Saved data entries
□ □ □ □ □ □ □

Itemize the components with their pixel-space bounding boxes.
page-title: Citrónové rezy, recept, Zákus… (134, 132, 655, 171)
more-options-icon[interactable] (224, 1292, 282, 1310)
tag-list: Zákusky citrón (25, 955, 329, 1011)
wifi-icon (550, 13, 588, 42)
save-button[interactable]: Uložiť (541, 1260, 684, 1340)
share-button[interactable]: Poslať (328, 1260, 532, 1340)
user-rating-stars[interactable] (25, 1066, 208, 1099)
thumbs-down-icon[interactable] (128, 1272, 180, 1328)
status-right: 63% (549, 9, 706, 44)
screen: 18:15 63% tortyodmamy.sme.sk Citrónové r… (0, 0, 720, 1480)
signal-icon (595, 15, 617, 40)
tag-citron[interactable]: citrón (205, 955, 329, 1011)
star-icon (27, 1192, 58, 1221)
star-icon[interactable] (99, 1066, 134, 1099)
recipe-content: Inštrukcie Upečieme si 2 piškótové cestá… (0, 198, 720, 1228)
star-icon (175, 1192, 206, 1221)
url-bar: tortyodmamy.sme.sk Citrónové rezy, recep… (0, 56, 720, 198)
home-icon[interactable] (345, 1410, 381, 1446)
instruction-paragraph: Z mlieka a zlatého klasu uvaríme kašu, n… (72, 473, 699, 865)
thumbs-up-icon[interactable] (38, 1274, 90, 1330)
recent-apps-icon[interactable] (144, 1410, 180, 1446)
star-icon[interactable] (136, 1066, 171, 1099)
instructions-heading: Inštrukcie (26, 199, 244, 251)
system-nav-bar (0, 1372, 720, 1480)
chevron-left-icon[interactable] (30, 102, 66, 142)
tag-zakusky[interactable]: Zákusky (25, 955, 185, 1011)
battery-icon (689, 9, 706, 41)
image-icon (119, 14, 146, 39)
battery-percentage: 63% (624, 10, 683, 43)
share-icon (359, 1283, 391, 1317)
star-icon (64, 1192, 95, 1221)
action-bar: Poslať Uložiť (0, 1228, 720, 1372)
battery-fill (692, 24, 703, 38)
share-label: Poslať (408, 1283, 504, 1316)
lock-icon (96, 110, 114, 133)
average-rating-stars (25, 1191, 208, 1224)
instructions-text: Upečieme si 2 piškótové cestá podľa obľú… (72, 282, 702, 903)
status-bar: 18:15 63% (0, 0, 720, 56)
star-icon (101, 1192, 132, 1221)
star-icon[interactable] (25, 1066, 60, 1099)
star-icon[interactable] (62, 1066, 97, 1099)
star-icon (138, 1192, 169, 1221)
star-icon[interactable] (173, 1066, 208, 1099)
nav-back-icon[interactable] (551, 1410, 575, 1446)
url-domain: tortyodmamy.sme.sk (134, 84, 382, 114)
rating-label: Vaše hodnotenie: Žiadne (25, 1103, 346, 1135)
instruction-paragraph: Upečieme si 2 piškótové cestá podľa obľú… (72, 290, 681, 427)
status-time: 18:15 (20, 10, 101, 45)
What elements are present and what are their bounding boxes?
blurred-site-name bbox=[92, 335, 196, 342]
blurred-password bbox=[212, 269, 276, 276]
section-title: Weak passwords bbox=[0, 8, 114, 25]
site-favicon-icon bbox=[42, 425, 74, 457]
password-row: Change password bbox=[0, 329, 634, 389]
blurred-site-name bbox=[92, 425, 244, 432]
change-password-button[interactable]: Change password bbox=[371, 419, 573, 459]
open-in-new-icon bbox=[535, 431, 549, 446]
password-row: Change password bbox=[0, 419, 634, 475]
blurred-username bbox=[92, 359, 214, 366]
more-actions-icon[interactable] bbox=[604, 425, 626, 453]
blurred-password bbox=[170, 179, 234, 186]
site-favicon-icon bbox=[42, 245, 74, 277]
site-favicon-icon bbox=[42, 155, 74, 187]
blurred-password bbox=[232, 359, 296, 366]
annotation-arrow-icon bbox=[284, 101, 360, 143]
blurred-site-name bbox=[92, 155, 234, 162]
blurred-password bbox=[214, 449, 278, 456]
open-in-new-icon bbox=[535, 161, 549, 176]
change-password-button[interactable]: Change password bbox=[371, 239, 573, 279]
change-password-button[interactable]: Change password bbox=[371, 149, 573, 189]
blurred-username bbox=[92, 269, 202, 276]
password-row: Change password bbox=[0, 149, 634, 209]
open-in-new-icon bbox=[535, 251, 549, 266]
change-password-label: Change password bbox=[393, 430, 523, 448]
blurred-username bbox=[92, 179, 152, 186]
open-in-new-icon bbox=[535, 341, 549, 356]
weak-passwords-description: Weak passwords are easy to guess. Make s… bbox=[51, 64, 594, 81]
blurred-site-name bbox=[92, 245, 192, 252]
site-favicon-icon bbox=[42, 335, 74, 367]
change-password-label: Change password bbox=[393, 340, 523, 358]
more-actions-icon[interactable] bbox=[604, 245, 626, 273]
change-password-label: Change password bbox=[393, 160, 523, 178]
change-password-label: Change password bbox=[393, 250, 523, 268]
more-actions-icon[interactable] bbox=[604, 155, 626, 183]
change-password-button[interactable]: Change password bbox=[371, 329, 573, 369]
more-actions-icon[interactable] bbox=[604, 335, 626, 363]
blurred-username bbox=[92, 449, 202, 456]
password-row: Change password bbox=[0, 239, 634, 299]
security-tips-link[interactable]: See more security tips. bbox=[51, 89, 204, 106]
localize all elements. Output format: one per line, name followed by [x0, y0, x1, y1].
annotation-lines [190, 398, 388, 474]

□ □ □ □ □ □ □

◆ **Problem**
Lay out the data above as a numbered list, beginning with the first line and running through the line that contains "star-icon (101, 1192, 132, 1221)". Leave out any blank lines.

◆ **Problem solution**
1. Itemize the components with their pixel-space bounding boxes.
2. page-title: Citrónové rezy, recept, Zákus… (134, 132, 655, 171)
3. more-options-icon[interactable] (224, 1292, 282, 1310)
4. tag-list: Zákusky citrón (25, 955, 329, 1011)
5. wifi-icon (550, 13, 588, 42)
6. save-button[interactable]: Uložiť (541, 1260, 684, 1340)
7. share-button[interactable]: Poslať (328, 1260, 532, 1340)
8. user-rating-stars[interactable] (25, 1066, 208, 1099)
9. thumbs-down-icon[interactable] (128, 1272, 180, 1328)
10. status-right: 63% (549, 9, 706, 44)
11. screen: 18:15 63% tortyodmamy.sme.sk Citrónové r… (0, 0, 720, 1480)
12. signal-icon (595, 15, 617, 40)
13. tag-citron[interactable]: citrón (205, 955, 329, 1011)
14. star-icon (27, 1192, 58, 1221)
15. star-icon[interactable] (99, 1066, 134, 1099)
16. recipe-content: Inštrukcie Upečieme si 2 piškótové cestá… (0, 198, 720, 1228)
17. star-icon (175, 1192, 206, 1221)
18. url-bar: tortyodmamy.sme.sk Citrónové rezy, recep… (0, 56, 720, 198)
19. home-icon[interactable] (345, 1410, 381, 1446)
20. instruction-paragraph: Z mlieka a zlatého klasu uvaríme kašu, n… (72, 473, 699, 865)
21. thumbs-up-icon[interactable] (38, 1274, 90, 1330)
22. recent-apps-icon[interactable] (144, 1410, 180, 1446)
23. star-icon[interactable] (136, 1066, 171, 1099)
24. instructions-heading: Inštrukcie (26, 199, 244, 251)
25. system-nav-bar (0, 1372, 720, 1480)
26. chevron-left-icon[interactable] (30, 102, 66, 142)
27. tag-zakusky[interactable]: Zákusky (25, 955, 185, 1011)
28. battery-icon (689, 9, 706, 41)
29. image-icon (119, 14, 146, 39)
30. battery-percentage: 63% (624, 10, 683, 43)
31. share-icon (359, 1283, 391, 1317)
32. star-icon (64, 1192, 95, 1221)
33. action-bar: Poslať Uložiť (0, 1228, 720, 1372)
34. battery-fill (692, 24, 703, 38)
35. share-label: Poslať (408, 1283, 504, 1316)
36. lock-icon (96, 110, 114, 133)
37. average-rating-stars (25, 1191, 208, 1224)
38. instructions-text: Upečieme si 2 piškótové cestá podľa obľú… (72, 282, 702, 903)
39. status-bar: 18:15 63% (0, 0, 720, 56)
40. star-icon (101, 1192, 132, 1221)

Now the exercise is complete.